***** Data for this exercise

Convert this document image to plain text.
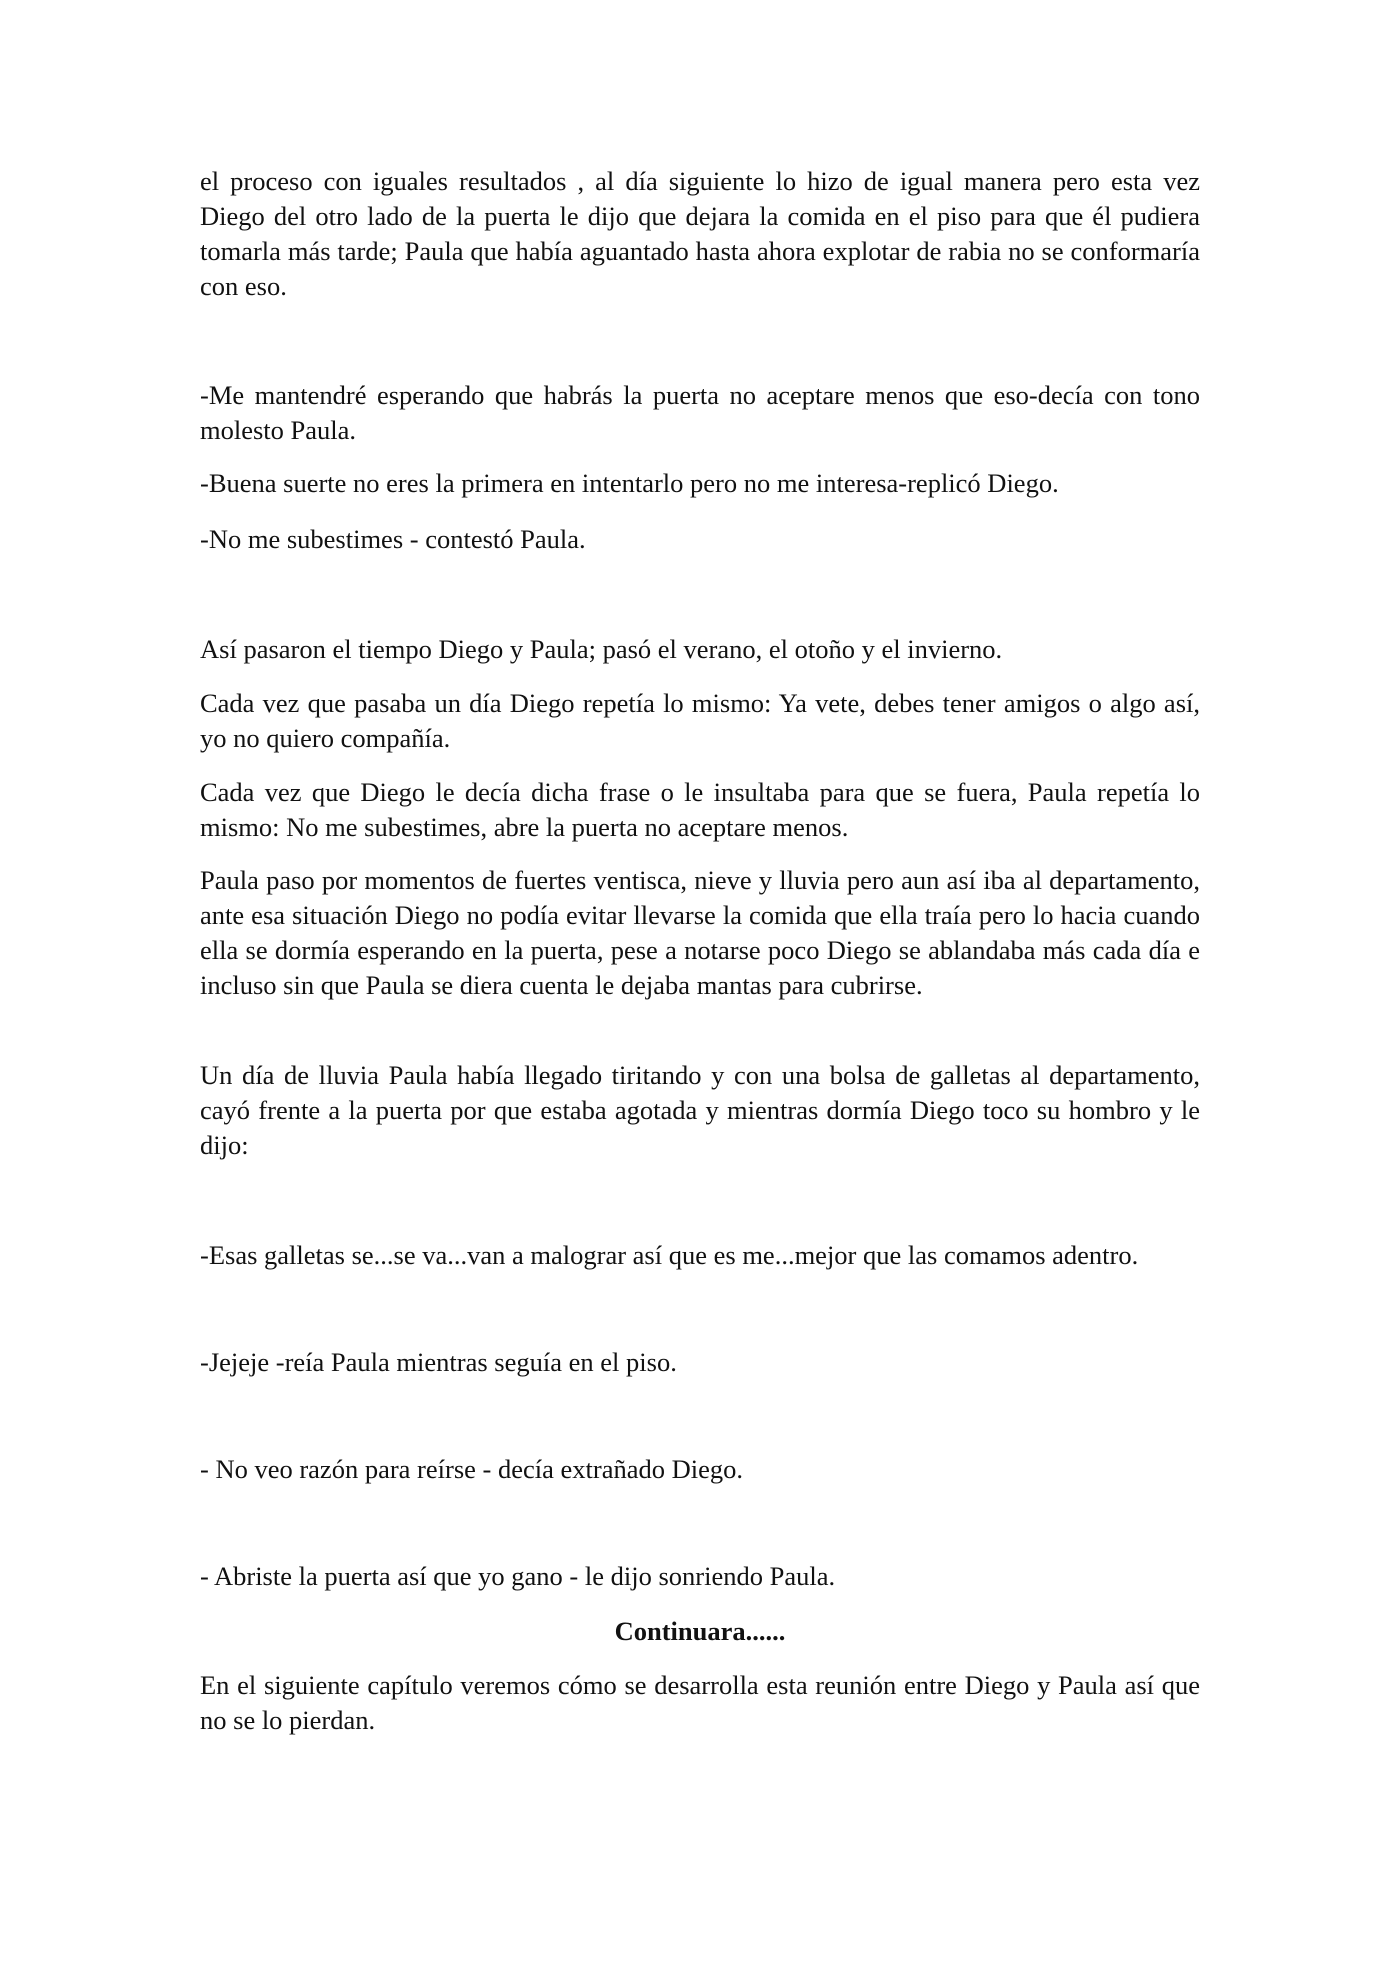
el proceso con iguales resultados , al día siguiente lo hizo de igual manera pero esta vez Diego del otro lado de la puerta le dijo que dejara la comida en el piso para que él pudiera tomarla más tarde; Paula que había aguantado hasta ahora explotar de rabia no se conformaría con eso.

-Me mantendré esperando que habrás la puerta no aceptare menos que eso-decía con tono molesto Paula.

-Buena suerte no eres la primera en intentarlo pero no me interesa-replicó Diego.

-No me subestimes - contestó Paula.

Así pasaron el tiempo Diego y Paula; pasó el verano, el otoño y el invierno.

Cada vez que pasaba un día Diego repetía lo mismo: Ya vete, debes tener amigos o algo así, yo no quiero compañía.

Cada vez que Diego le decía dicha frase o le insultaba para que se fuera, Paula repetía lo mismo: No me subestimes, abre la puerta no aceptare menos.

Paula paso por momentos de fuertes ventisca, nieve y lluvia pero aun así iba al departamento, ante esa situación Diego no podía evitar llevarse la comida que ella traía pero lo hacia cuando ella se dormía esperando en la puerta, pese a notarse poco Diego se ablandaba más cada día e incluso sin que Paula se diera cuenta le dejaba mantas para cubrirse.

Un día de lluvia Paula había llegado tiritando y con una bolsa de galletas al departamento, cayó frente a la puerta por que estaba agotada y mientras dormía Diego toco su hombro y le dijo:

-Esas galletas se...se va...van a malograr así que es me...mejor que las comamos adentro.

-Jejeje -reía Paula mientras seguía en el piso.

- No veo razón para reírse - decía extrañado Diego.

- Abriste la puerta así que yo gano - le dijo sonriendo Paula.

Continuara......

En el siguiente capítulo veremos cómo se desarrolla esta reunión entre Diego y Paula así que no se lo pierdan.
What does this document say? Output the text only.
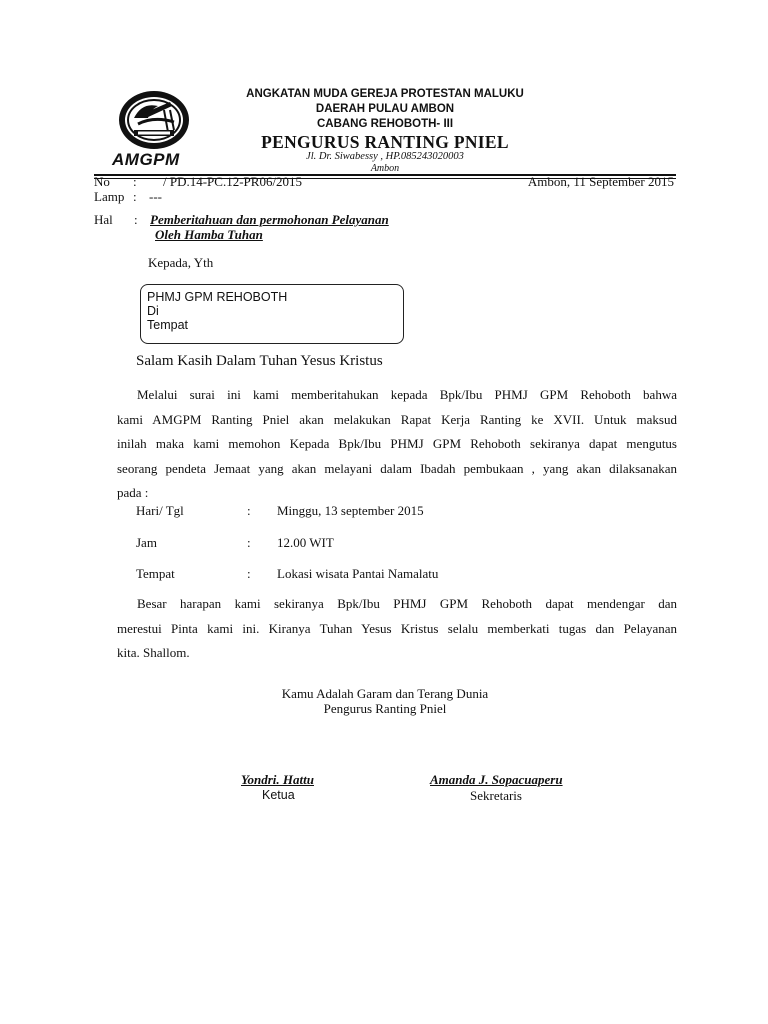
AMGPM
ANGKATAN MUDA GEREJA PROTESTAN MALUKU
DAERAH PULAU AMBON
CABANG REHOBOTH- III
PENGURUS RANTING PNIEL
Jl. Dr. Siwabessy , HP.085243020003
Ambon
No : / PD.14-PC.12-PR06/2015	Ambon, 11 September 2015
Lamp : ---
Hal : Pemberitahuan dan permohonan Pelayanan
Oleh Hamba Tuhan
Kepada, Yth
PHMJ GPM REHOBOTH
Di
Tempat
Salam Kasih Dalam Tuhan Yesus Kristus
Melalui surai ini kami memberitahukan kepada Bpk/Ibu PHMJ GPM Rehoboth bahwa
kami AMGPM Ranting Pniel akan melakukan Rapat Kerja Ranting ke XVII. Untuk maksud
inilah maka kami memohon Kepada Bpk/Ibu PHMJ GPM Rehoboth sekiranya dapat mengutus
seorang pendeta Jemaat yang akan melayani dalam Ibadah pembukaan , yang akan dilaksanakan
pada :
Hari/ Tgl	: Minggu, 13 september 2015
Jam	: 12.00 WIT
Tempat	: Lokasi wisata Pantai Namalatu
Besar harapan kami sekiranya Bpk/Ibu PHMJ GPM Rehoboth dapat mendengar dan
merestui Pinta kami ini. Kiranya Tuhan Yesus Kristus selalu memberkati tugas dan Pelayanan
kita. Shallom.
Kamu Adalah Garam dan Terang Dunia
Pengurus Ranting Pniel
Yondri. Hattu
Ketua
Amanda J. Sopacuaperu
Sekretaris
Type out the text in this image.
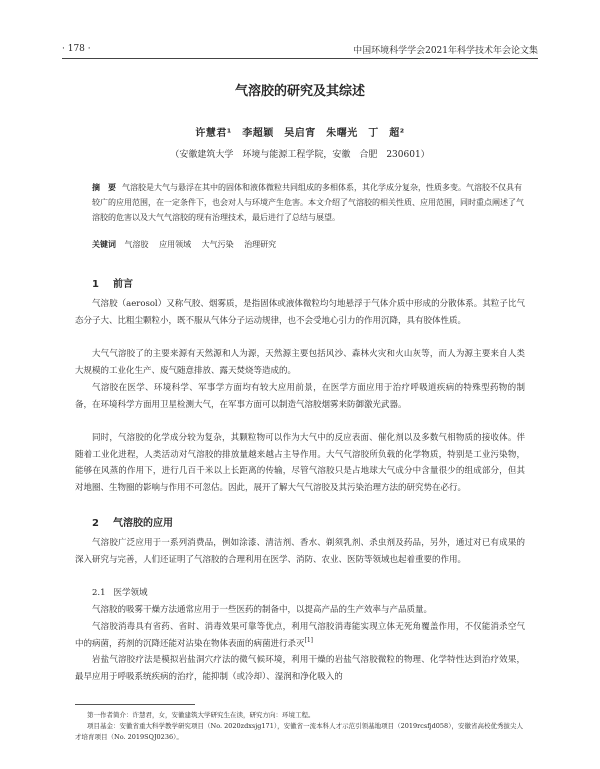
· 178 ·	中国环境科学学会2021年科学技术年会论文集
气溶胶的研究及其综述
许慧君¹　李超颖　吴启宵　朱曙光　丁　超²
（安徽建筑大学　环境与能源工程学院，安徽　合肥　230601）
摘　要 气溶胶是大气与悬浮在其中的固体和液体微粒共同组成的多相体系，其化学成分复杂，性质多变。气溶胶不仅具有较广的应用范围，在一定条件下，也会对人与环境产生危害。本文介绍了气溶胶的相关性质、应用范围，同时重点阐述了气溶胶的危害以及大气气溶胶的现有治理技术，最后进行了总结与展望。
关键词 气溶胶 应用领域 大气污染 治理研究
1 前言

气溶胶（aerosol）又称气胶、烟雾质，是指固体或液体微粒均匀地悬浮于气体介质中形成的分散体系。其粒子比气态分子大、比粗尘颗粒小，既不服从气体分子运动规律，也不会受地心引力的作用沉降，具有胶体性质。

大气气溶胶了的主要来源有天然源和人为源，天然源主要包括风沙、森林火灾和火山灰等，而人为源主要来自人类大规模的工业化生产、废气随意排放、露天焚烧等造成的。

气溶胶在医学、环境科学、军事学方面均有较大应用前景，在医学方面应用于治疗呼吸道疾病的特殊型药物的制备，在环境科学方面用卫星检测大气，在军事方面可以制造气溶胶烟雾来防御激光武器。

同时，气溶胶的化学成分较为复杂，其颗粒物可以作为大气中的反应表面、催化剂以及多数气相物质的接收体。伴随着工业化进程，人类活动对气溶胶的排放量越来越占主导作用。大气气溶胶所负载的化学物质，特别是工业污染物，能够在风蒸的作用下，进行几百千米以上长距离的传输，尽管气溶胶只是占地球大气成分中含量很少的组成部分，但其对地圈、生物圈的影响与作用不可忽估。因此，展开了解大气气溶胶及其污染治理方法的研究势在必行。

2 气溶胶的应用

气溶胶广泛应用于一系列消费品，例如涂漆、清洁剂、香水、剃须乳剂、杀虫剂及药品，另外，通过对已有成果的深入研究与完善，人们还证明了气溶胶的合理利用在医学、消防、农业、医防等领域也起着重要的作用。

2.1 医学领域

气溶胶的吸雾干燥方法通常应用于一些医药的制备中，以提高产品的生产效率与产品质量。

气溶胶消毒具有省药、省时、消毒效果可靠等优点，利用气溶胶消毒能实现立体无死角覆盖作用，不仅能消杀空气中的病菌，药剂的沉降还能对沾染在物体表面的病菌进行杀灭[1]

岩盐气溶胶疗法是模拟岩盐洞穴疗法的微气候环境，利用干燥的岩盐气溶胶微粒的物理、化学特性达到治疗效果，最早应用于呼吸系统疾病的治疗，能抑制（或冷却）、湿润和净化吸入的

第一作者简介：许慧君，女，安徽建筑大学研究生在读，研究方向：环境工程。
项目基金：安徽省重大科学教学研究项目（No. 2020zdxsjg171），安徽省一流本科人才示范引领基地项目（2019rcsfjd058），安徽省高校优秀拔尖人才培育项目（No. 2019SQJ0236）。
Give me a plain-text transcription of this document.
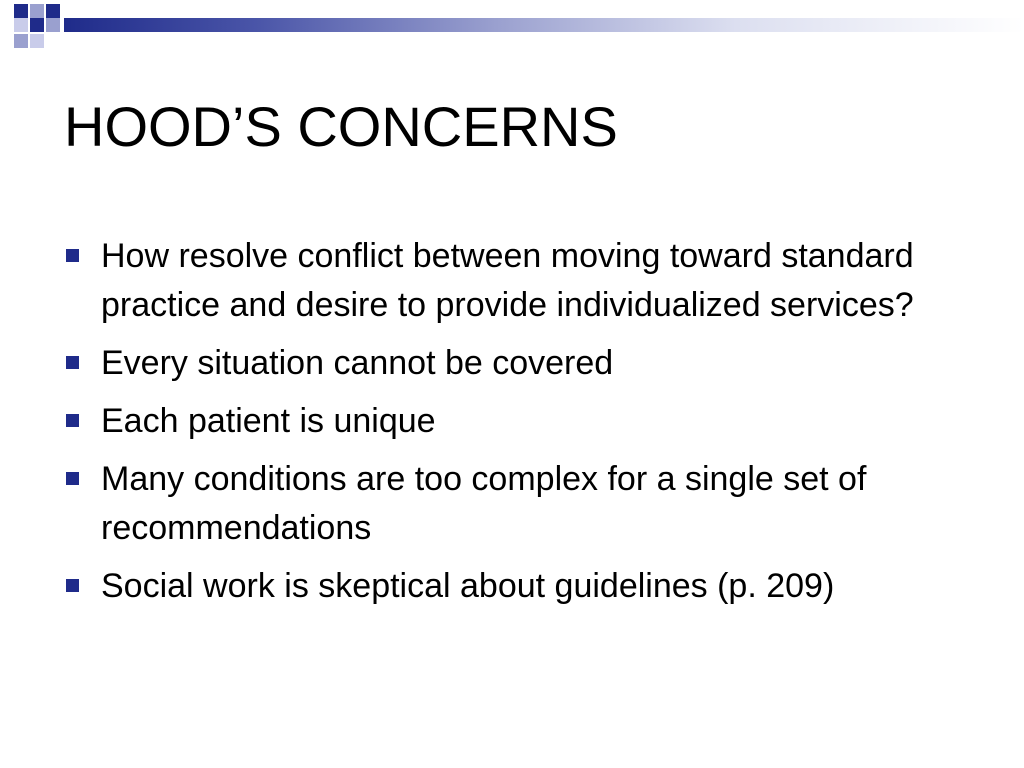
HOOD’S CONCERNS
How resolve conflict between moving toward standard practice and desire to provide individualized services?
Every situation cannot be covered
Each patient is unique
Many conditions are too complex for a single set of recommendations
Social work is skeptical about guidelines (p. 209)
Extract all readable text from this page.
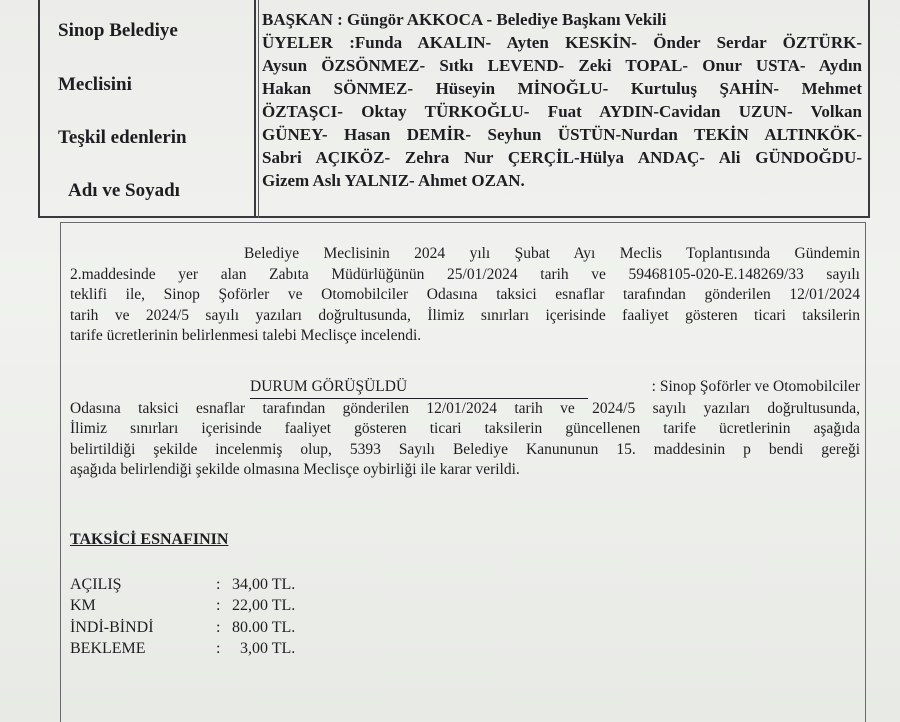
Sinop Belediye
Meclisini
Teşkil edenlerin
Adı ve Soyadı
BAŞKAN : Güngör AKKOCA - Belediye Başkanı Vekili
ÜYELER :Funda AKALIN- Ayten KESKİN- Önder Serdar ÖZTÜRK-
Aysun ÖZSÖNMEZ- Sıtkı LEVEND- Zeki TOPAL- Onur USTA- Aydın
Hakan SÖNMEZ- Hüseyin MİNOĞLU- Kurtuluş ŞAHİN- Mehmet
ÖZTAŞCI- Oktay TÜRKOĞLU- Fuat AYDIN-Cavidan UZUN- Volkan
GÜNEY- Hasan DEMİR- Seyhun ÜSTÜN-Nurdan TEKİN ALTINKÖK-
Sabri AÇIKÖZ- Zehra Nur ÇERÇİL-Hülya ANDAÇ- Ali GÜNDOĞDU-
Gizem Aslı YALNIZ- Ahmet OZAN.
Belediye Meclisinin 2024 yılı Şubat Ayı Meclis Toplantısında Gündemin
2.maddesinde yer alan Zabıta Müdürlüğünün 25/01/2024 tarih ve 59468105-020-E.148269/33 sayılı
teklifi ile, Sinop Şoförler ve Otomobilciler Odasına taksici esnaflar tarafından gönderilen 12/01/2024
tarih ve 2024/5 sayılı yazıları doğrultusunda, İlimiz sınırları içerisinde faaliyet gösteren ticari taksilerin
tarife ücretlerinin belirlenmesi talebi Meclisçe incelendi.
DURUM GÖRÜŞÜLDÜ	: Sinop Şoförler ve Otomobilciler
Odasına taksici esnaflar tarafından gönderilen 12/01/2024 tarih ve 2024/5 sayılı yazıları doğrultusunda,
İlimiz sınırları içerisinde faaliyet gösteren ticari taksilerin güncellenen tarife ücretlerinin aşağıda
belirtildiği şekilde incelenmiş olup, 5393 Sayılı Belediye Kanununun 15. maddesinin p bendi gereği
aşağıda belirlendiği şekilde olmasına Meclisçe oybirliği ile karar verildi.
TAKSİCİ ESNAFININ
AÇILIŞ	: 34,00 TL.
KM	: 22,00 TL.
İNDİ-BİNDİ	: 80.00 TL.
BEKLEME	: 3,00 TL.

**********

## Written problem
Output an exact copy of the lines from the one with "Extract all readable text from this page." through the closing line of the records, inclusive, without any images.

## Answer in full
Extract all readable text from this page.
Sinop Belediye
Meclisini
Teşkil edenlerin
Adı ve Soyadı
BAŞKAN : Güngör AKKOCA - Belediye Başkanı Vekili
ÜYELER :Funda AKALIN- Ayten KESKİN- Önder Serdar ÖZTÜRK-
Aysun ÖZSÖNMEZ- Sıtkı LEVEND- Zeki TOPAL- Onur USTA- Aydın
Hakan SÖNMEZ- Hüseyin MİNOĞLU- Kurtuluş ŞAHİN- Mehmet
ÖZTAŞCI- Oktay TÜRKOĞLU- Fuat AYDIN-Cavidan UZUN- Volkan
GÜNEY- Hasan DEMİR- Seyhun ÜSTÜN-Nurdan TEKİN ALTINKÖK-
Sabri AÇIKÖZ- Zehra Nur ÇERÇİL-Hülya ANDAÇ- Ali GÜNDOĞDU-
Gizem Aslı YALNIZ- Ahmet OZAN.
Belediye Meclisinin 2024 yılı Şubat Ayı Meclis Toplantısında Gündemin
2.maddesinde yer alan Zabıta Müdürlüğünün 25/01/2024 tarih ve 59468105-020-E.148269/33 sayılı
teklifi ile, Sinop Şoförler ve Otomobilciler Odasına taksici esnaflar tarafından gönderilen 12/01/2024
tarih ve 2024/5 sayılı yazıları doğrultusunda, İlimiz sınırları içerisinde faaliyet gösteren ticari taksilerin
tarife ücretlerinin belirlenmesi talebi Meclisçe incelendi.
DURUM GÖRÜŞÜLDÜ	: Sinop Şoförler ve Otomobilciler
Odasına taksici esnaflar tarafından gönderilen 12/01/2024 tarih ve 2024/5 sayılı yazıları doğrultusunda,
İlimiz sınırları içerisinde faaliyet gösteren ticari taksilerin güncellenen tarife ücretlerinin aşağıda
belirtildiği şekilde incelenmiş olup, 5393 Sayılı Belediye Kanununun 15. maddesinin p bendi gereği
aşağıda belirlendiği şekilde olmasına Meclisçe oybirliği ile karar verildi.
TAKSİCİ ESNAFININ
AÇILIŞ	: 34,00 TL.
KM	: 22,00 TL.
İNDİ-BİNDİ	: 80.00 TL.
BEKLEME	: 3,00 TL.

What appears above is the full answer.